=== What this task involves ===
Everything from the line that contains "Read all visible content and emit it as JSON." through the final line of the records below should be quoted exactly, except the pictures.

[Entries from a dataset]
****

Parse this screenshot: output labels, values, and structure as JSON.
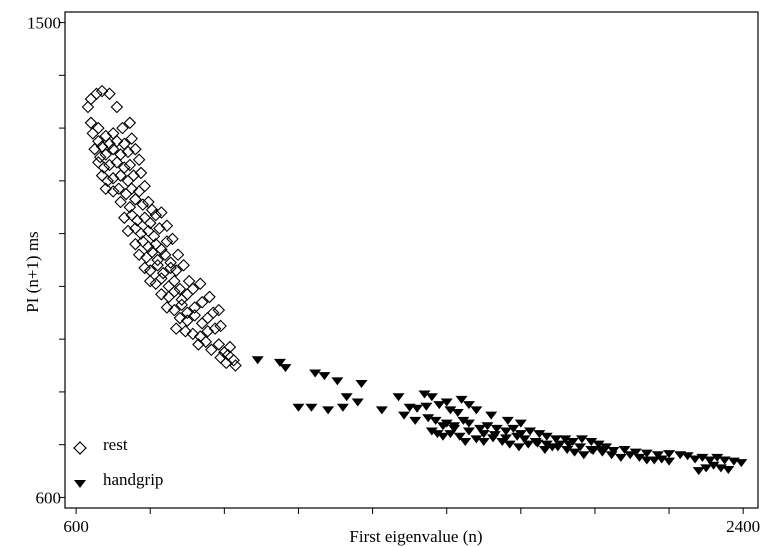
{
  "chart_data": {
    "type": "scatter",
    "xlabel": "First eigenvalue (n)",
    "ylabel": "PI (n+1) ms",
    "xlim": [
      570,
      2440
    ],
    "ylim": [
      580,
      1520
    ],
    "x_ticks": [
      600,
      800,
      1000,
      1200,
      1400,
      1600,
      1800,
      2000,
      2200,
      2400
    ],
    "y_ticks": [
      600,
      700,
      800,
      900,
      1000,
      1100,
      1200,
      1300,
      1400,
      1500
    ],
    "x_tick_labels": [
      {
        "value": 600,
        "label": "600"
      },
      {
        "value": 2400,
        "label": "2400"
      }
    ],
    "y_tick_labels": [
      {
        "value": 600,
        "label": "600"
      },
      {
        "value": 1500,
        "label": "1500"
      }
    ],
    "grid": false,
    "legend": "bottom-left",
    "series": [
      {
        "name": "rest",
        "marker": "open-diamond",
        "color": "#000000",
        "points": [
          [
            640,
            1355
          ],
          [
            655,
            1365
          ],
          [
            670,
            1370
          ],
          [
            690,
            1365
          ],
          [
            710,
            1340
          ],
          [
            632,
            1340
          ],
          [
            640,
            1310
          ],
          [
            660,
            1300
          ],
          [
            680,
            1285
          ],
          [
            700,
            1290
          ],
          [
            725,
            1300
          ],
          [
            745,
            1310
          ],
          [
            645,
            1290
          ],
          [
            660,
            1275
          ],
          [
            670,
            1265
          ],
          [
            690,
            1270
          ],
          [
            710,
            1275
          ],
          [
            730,
            1270
          ],
          [
            750,
            1280
          ],
          [
            650,
            1260
          ],
          [
            665,
            1245
          ],
          [
            680,
            1250
          ],
          [
            700,
            1260
          ],
          [
            720,
            1250
          ],
          [
            740,
            1255
          ],
          [
            760,
            1260
          ],
          [
            660,
            1235
          ],
          [
            675,
            1225
          ],
          [
            690,
            1230
          ],
          [
            710,
            1235
          ],
          [
            730,
            1225
          ],
          [
            745,
            1230
          ],
          [
            770,
            1240
          ],
          [
            670,
            1210
          ],
          [
            685,
            1200
          ],
          [
            700,
            1205
          ],
          [
            720,
            1210
          ],
          [
            740,
            1200
          ],
          [
            755,
            1210
          ],
          [
            775,
            1215
          ],
          [
            680,
            1185
          ],
          [
            700,
            1180
          ],
          [
            715,
            1185
          ],
          [
            735,
            1175
          ],
          [
            750,
            1185
          ],
          [
            770,
            1180
          ],
          [
            785,
            1190
          ],
          [
            720,
            1160
          ],
          [
            745,
            1150
          ],
          [
            760,
            1165
          ],
          [
            780,
            1155
          ],
          [
            795,
            1160
          ],
          [
            805,
            1145
          ],
          [
            730,
            1130
          ],
          [
            750,
            1135
          ],
          [
            765,
            1125
          ],
          [
            785,
            1130
          ],
          [
            800,
            1120
          ],
          [
            815,
            1135
          ],
          [
            830,
            1140
          ],
          [
            740,
            1105
          ],
          [
            760,
            1110
          ],
          [
            775,
            1100
          ],
          [
            795,
            1105
          ],
          [
            810,
            1095
          ],
          [
            825,
            1110
          ],
          [
            845,
            1115
          ],
          [
            760,
            1080
          ],
          [
            780,
            1085
          ],
          [
            795,
            1075
          ],
          [
            815,
            1080
          ],
          [
            830,
            1070
          ],
          [
            845,
            1085
          ],
          [
            860,
            1090
          ],
          [
            770,
            1060
          ],
          [
            790,
            1055
          ],
          [
            805,
            1065
          ],
          [
            820,
            1050
          ],
          [
            840,
            1060
          ],
          [
            855,
            1045
          ],
          [
            875,
            1060
          ],
          [
            785,
            1035
          ],
          [
            800,
            1030
          ],
          [
            820,
            1040
          ],
          [
            835,
            1025
          ],
          [
            855,
            1035
          ],
          [
            870,
            1030
          ],
          [
            890,
            1040
          ],
          [
            800,
            1010
          ],
          [
            815,
            1005
          ],
          [
            830,
            1015
          ],
          [
            850,
            1000
          ],
          [
            865,
            1010
          ],
          [
            880,
            995
          ],
          [
            905,
            1010
          ],
          [
            830,
            985
          ],
          [
            850,
            980
          ],
          [
            865,
            990
          ],
          [
            885,
            975
          ],
          [
            900,
            985
          ],
          [
            915,
            995
          ],
          [
            935,
            1005
          ],
          [
            845,
            960
          ],
          [
            865,
            955
          ],
          [
            885,
            965
          ],
          [
            900,
            950
          ],
          [
            920,
            960
          ],
          [
            940,
            970
          ],
          [
            960,
            980
          ],
          [
            880,
            940
          ],
          [
            900,
            935
          ],
          [
            920,
            945
          ],
          [
            940,
            930
          ],
          [
            955,
            940
          ],
          [
            970,
            950
          ],
          [
            985,
            955
          ],
          [
            870,
            920
          ],
          [
            895,
            915
          ],
          [
            915,
            910
          ],
          [
            935,
            905
          ],
          [
            955,
            915
          ],
          [
            975,
            920
          ],
          [
            990,
            925
          ],
          [
            930,
            890
          ],
          [
            950,
            895
          ],
          [
            965,
            880
          ],
          [
            985,
            890
          ],
          [
            1000,
            875
          ],
          [
            1015,
            885
          ],
          [
            990,
            865
          ],
          [
            1005,
            855
          ],
          [
            1010,
            870
          ],
          [
            1025,
            860
          ],
          [
            1030,
            850
          ]
        ]
      },
      {
        "name": "handgrip",
        "marker": "filled-down-triangle",
        "color": "#000000",
        "points": [
          [
            1090,
            860
          ],
          [
            1150,
            855
          ],
          [
            1165,
            845
          ],
          [
            1245,
            835
          ],
          [
            1270,
            830
          ],
          [
            1305,
            820
          ],
          [
            1370,
            815
          ],
          [
            1330,
            790
          ],
          [
            1200,
            770
          ],
          [
            1235,
            770
          ],
          [
            1280,
            765
          ],
          [
            1320,
            770
          ],
          [
            1360,
            780
          ],
          [
            1425,
            765
          ],
          [
            1470,
            790
          ],
          [
            1540,
            795
          ],
          [
            1560,
            790
          ],
          [
            1600,
            780
          ],
          [
            1640,
            785
          ],
          [
            1660,
            775
          ],
          [
            1500,
            770
          ],
          [
            1520,
            768
          ],
          [
            1545,
            772
          ],
          [
            1580,
            775
          ],
          [
            1610,
            765
          ],
          [
            1630,
            760
          ],
          [
            1680,
            765
          ],
          [
            1720,
            755
          ],
          [
            1765,
            745
          ],
          [
            1800,
            740
          ],
          [
            1485,
            755
          ],
          [
            1515,
            745
          ],
          [
            1550,
            750
          ],
          [
            1570,
            745
          ],
          [
            1600,
            740
          ],
          [
            1620,
            735
          ],
          [
            1645,
            745
          ],
          [
            1660,
            740
          ],
          [
            1690,
            730
          ],
          [
            1710,
            735
          ],
          [
            1735,
            730
          ],
          [
            1760,
            725
          ],
          [
            1780,
            730
          ],
          [
            1800,
            720
          ],
          [
            1825,
            725
          ],
          [
            1850,
            720
          ],
          [
            1870,
            715
          ],
          [
            1895,
            710
          ],
          [
            1920,
            710
          ],
          [
            1940,
            705
          ],
          [
            1965,
            710
          ],
          [
            1990,
            705
          ],
          [
            2010,
            700
          ],
          [
            2030,
            695
          ],
          [
            1575,
            720
          ],
          [
            1590,
            715
          ],
          [
            1610,
            720
          ],
          [
            1635,
            715
          ],
          [
            1650,
            705
          ],
          [
            1680,
            710
          ],
          [
            1700,
            705
          ],
          [
            1725,
            712
          ],
          [
            1750,
            705
          ],
          [
            1770,
            700
          ],
          [
            1795,
            695
          ],
          [
            1820,
            700
          ],
          [
            1845,
            702
          ],
          [
            1865,
            690
          ],
          [
            1885,
            695
          ],
          [
            1905,
            700
          ],
          [
            1925,
            690
          ],
          [
            1945,
            685
          ],
          [
            1970,
            680
          ],
          [
            1995,
            688
          ],
          [
            2020,
            685
          ],
          [
            2045,
            680
          ],
          [
            2070,
            675
          ],
          [
            2095,
            680
          ],
          [
            2120,
            675
          ],
          [
            2140,
            670
          ],
          [
            2160,
            670
          ],
          [
            2180,
            672
          ],
          [
            2200,
            668
          ],
          [
            1560,
            725
          ],
          [
            1590,
            735
          ],
          [
            1620,
            730
          ],
          [
            1660,
            725
          ],
          [
            1700,
            720
          ],
          [
            1730,
            718
          ],
          [
            1760,
            712
          ],
          [
            1790,
            715
          ],
          [
            1810,
            710
          ],
          [
            1840,
            705
          ],
          [
            1870,
            700
          ],
          [
            1900,
            695
          ],
          [
            1930,
            700
          ],
          [
            1960,
            695
          ],
          [
            1990,
            690
          ],
          [
            2020,
            690
          ],
          [
            2050,
            688
          ],
          [
            2080,
            690
          ],
          [
            2110,
            685
          ],
          [
            2140,
            683
          ],
          [
            2170,
            680
          ],
          [
            2200,
            682
          ],
          [
            2230,
            680
          ],
          [
            2250,
            678
          ],
          [
            2270,
            672
          ],
          [
            2290,
            675
          ],
          [
            2310,
            670
          ],
          [
            2330,
            675
          ],
          [
            2350,
            670
          ],
          [
            2375,
            668
          ],
          [
            2395,
            665
          ],
          [
            2280,
            650
          ],
          [
            2300,
            655
          ],
          [
            2320,
            660
          ],
          [
            2340,
            655
          ],
          [
            2360,
            652
          ]
        ]
      }
    ]
  }
}
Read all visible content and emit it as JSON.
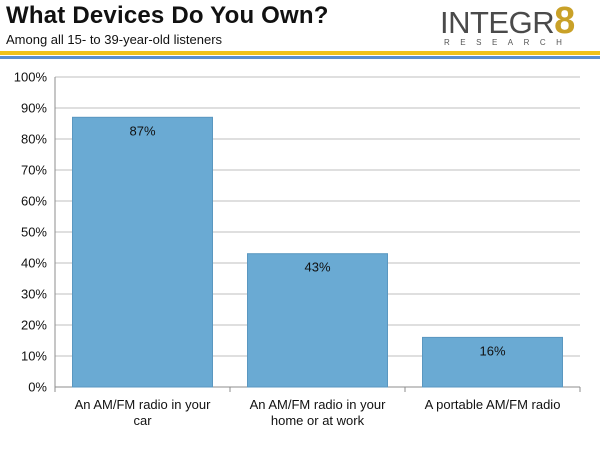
{
  "header": {
    "title": "What Devices Do You Own?",
    "subtitle": "Among  all 15- to 39-year-old listeners",
    "logo_text": "INTEGR",
    "logo_digit": "8",
    "logo_tagline": "RESEARCH"
  },
  "colors": {
    "bar": "#6aaad3",
    "bar_stroke": "#5a97c0",
    "grid": "#bfbfbf",
    "gold_rule": "#f2c21a",
    "blue_rule": "#5b8fd1"
  },
  "chart_data": {
    "type": "bar",
    "title": "",
    "xlabel": "",
    "ylabel": "",
    "categories": [
      [
        "An AM/FM radio in your",
        "car"
      ],
      [
        "An AM/FM radio in your",
        "home or at work"
      ],
      [
        "A portable AM/FM radio"
      ]
    ],
    "values": [
      87,
      43,
      16
    ],
    "data_labels": [
      "87%",
      "43%",
      "16%"
    ],
    "ylim": [
      0,
      100
    ],
    "yticks": [
      0,
      10,
      20,
      30,
      40,
      50,
      60,
      70,
      80,
      90,
      100
    ],
    "ytick_labels": [
      "0%",
      "10%",
      "20%",
      "30%",
      "40%",
      "50%",
      "60%",
      "70%",
      "80%",
      "90%",
      "100%"
    ],
    "grid": true,
    "legend": "none"
  }
}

****

=== Correct response ===
Read all visible content and emit it as JSON.
{
  "header": {
    "title": "What Devices Do You Own?",
    "subtitle": "Among  all 15- to 39-year-old listeners",
    "logo_text": "INTEGR",
    "logo_digit": "8",
    "logo_tagline": "RESEARCH"
  },
  "colors": {
    "bar": "#6aaad3",
    "bar_stroke": "#5a97c0",
    "grid": "#bfbfbf",
    "gold_rule": "#f2c21a",
    "blue_rule": "#5b8fd1"
  },
  "chart_data": {
    "type": "bar",
    "title": "",
    "xlabel": "",
    "ylabel": "",
    "categories": [
      [
        "An AM/FM radio in your",
        "car"
      ],
      [
        "An AM/FM radio in your",
        "home or at work"
      ],
      [
        "A portable AM/FM radio"
      ]
    ],
    "values": [
      87,
      43,
      16
    ],
    "data_labels": [
      "87%",
      "43%",
      "16%"
    ],
    "ylim": [
      0,
      100
    ],
    "yticks": [
      0,
      10,
      20,
      30,
      40,
      50,
      60,
      70,
      80,
      90,
      100
    ],
    "ytick_labels": [
      "0%",
      "10%",
      "20%",
      "30%",
      "40%",
      "50%",
      "60%",
      "70%",
      "80%",
      "90%",
      "100%"
    ],
    "grid": true,
    "legend": "none"
  }
}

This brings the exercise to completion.